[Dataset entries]

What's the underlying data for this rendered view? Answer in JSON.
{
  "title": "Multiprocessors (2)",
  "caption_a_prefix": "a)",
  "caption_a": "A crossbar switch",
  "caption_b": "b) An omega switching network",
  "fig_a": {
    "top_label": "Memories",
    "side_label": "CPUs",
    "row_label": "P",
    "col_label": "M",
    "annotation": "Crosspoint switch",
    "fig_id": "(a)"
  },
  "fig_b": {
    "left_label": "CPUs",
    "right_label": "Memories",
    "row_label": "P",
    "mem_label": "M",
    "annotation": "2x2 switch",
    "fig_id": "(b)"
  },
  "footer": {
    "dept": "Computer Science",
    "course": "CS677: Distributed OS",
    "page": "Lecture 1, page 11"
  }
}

*WRITTEN EXERCISE:*
Give the material above again, word for word.

*FULL ANSWER:*
What's the underlying data for this rendered view? Answer in JSON.
{
  "title": "Multiprocessors (2)",
  "caption_a_prefix": "a)",
  "caption_a": "A crossbar switch",
  "caption_b": "b) An omega switching network",
  "fig_a": {
    "top_label": "Memories",
    "side_label": "CPUs",
    "row_label": "P",
    "col_label": "M",
    "annotation": "Crosspoint switch",
    "fig_id": "(a)"
  },
  "fig_b": {
    "left_label": "CPUs",
    "right_label": "Memories",
    "row_label": "P",
    "mem_label": "M",
    "annotation": "2x2 switch",
    "fig_id": "(b)"
  },
  "footer": {
    "dept": "Computer Science",
    "course": "CS677: Distributed OS",
    "page": "Lecture 1, page 11"
  }
}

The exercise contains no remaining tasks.